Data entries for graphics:
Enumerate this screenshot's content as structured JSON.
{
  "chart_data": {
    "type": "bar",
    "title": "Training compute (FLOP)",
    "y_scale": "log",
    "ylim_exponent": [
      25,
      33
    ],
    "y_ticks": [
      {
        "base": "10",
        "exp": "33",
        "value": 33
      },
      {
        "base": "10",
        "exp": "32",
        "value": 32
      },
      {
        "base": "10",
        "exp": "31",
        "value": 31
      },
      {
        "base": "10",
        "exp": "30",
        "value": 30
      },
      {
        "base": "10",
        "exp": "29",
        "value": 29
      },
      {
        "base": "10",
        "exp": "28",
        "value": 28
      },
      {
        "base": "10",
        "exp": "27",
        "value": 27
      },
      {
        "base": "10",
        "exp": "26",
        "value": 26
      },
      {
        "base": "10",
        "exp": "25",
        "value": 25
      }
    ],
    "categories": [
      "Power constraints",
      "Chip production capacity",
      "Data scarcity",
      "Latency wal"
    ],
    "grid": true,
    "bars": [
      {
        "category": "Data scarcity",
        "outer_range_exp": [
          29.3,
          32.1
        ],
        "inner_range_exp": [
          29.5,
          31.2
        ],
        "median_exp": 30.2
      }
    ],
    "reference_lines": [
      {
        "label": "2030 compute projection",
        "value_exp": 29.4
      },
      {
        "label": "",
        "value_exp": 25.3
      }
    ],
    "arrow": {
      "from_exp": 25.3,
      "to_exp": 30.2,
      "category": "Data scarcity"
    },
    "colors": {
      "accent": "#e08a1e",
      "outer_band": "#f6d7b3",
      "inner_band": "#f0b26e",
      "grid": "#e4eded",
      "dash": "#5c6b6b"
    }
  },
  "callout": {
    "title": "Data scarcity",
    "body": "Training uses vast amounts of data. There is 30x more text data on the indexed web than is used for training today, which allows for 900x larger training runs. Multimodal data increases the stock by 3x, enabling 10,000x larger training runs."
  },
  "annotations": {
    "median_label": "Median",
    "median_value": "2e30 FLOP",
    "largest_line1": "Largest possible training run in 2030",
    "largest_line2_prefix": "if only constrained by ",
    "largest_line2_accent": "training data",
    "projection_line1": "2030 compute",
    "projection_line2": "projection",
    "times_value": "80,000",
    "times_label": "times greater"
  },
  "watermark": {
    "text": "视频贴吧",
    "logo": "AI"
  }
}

---

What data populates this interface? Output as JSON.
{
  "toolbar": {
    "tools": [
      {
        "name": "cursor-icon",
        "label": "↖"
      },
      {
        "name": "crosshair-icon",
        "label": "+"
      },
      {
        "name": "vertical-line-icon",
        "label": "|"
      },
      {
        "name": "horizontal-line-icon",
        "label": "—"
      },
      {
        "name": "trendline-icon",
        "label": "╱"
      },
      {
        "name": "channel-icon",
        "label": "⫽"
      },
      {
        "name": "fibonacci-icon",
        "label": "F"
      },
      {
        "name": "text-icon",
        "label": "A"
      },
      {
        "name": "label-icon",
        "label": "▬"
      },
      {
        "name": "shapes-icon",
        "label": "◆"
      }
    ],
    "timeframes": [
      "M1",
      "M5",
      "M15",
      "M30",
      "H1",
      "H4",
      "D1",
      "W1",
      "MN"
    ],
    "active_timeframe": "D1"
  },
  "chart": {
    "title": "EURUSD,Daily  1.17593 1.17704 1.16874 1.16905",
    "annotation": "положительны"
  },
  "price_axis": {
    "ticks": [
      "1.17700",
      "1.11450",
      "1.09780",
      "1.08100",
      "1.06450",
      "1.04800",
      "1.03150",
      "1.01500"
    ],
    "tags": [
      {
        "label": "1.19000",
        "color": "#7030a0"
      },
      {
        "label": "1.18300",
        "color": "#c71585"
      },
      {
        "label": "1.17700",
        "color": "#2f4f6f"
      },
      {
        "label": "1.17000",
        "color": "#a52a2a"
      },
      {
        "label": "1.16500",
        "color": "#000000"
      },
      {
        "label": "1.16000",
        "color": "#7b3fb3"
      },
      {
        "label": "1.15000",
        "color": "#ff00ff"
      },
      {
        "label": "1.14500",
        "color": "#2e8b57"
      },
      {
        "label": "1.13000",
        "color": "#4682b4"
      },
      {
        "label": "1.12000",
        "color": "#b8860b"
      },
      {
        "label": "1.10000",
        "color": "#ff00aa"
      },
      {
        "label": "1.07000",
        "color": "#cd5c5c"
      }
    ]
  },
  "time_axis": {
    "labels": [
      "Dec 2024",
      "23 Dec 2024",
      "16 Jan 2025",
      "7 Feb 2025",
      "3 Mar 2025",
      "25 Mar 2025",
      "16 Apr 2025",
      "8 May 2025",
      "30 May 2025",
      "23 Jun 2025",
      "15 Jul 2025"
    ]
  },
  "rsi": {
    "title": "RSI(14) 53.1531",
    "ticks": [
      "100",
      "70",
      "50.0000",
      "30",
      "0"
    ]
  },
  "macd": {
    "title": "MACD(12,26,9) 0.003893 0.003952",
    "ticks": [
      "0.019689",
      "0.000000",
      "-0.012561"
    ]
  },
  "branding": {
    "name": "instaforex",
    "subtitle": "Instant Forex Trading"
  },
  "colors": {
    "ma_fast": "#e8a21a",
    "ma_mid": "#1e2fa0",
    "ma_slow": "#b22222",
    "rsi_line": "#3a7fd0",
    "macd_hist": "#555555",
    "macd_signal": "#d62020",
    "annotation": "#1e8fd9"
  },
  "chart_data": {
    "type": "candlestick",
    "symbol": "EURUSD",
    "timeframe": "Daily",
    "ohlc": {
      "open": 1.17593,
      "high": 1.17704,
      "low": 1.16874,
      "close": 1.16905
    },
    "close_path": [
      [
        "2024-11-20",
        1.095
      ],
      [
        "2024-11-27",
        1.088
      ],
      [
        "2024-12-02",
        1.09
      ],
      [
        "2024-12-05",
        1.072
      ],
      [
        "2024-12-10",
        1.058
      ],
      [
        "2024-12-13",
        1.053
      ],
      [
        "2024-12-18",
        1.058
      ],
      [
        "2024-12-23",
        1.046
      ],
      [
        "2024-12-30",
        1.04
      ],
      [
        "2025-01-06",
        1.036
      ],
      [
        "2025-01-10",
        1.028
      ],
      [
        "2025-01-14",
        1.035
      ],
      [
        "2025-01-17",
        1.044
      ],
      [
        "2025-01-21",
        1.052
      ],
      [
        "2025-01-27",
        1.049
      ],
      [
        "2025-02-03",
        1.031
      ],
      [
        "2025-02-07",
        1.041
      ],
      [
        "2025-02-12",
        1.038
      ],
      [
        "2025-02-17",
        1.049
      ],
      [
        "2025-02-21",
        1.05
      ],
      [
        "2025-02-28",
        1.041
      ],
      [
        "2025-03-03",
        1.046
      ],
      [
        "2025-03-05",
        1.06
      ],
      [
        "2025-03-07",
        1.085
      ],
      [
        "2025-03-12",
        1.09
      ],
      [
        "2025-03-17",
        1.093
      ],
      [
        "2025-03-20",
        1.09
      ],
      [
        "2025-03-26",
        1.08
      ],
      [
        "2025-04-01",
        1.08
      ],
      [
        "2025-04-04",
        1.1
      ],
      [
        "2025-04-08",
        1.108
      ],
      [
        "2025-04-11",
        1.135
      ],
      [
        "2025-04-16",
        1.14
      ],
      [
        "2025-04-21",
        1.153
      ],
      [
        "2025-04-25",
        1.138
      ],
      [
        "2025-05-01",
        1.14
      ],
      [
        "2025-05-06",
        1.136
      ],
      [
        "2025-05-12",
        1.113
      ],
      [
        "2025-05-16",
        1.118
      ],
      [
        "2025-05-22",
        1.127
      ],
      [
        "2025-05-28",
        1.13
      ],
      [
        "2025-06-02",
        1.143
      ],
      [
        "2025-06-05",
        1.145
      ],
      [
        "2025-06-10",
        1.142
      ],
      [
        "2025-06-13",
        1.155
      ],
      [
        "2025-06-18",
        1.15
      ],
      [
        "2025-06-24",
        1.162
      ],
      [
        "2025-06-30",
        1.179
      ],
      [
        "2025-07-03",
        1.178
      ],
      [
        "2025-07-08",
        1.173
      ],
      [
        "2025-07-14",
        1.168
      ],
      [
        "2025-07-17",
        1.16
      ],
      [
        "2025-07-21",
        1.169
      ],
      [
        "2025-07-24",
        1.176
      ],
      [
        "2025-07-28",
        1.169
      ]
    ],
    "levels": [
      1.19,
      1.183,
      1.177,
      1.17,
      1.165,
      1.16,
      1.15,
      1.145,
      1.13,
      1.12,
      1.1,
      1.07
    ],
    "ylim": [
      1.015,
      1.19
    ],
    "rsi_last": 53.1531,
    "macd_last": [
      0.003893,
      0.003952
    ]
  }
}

▸ **WHAT YOU WILL DO**
From the entries, copy out each line containing the word "compute".

▸ **WRITTEN SOLUTION**
    "title": "Training compute (FLOP)",
        "label": "2030 compute projection",
    "projection_line1": "2030 compute",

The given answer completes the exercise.